_EXERCISE DETAILS_
List each line of the data that holds the string "JSON".

_DATASET EXCERPTS_
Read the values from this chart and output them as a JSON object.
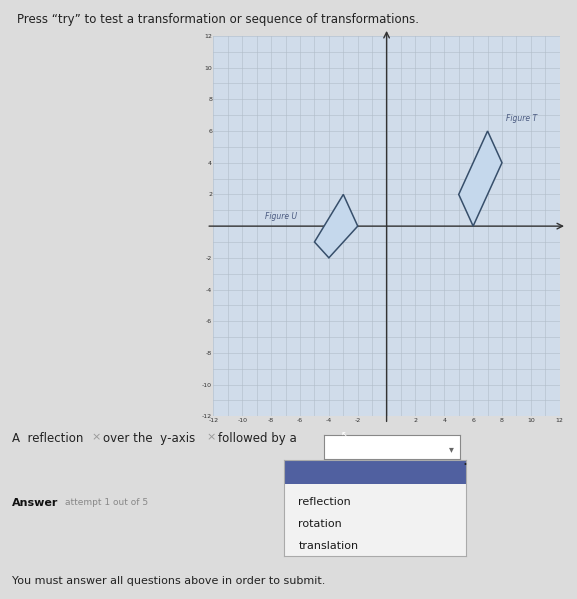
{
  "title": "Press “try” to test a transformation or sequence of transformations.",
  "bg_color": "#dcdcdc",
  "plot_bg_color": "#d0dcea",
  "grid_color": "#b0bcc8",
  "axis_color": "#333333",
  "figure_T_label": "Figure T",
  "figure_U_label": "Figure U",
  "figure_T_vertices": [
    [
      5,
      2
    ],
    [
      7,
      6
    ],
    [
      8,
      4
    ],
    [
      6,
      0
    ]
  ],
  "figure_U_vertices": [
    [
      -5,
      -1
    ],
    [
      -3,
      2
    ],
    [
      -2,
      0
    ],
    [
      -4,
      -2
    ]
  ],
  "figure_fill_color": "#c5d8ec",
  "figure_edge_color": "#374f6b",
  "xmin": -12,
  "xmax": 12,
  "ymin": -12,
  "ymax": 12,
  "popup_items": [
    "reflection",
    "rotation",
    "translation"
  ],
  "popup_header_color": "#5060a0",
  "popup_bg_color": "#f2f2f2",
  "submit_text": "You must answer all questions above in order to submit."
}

--

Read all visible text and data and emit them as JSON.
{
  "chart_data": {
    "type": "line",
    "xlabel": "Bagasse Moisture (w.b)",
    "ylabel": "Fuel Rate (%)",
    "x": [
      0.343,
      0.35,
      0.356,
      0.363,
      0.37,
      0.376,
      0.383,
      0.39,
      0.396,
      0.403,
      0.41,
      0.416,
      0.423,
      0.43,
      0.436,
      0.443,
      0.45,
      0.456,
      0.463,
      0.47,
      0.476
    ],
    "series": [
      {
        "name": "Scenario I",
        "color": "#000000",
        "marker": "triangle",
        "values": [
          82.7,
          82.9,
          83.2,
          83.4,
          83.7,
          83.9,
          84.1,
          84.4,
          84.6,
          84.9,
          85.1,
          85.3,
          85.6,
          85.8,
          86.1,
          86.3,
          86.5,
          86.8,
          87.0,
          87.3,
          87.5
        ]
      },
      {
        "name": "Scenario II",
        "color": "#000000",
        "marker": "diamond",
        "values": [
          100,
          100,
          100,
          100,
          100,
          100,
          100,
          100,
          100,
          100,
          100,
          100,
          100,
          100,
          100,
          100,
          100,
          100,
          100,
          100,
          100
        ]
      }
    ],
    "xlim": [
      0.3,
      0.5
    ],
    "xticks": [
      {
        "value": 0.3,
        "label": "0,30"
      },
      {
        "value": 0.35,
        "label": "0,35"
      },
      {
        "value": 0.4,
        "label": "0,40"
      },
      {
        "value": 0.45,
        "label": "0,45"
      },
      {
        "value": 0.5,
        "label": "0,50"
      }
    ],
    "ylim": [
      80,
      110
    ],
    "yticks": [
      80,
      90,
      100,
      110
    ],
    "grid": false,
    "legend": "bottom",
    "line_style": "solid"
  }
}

_ANSWER TO THIS PROBLEM_
Read the values from this chart and output them as a JSON object.
Read all visible text and data and emit them as JSON.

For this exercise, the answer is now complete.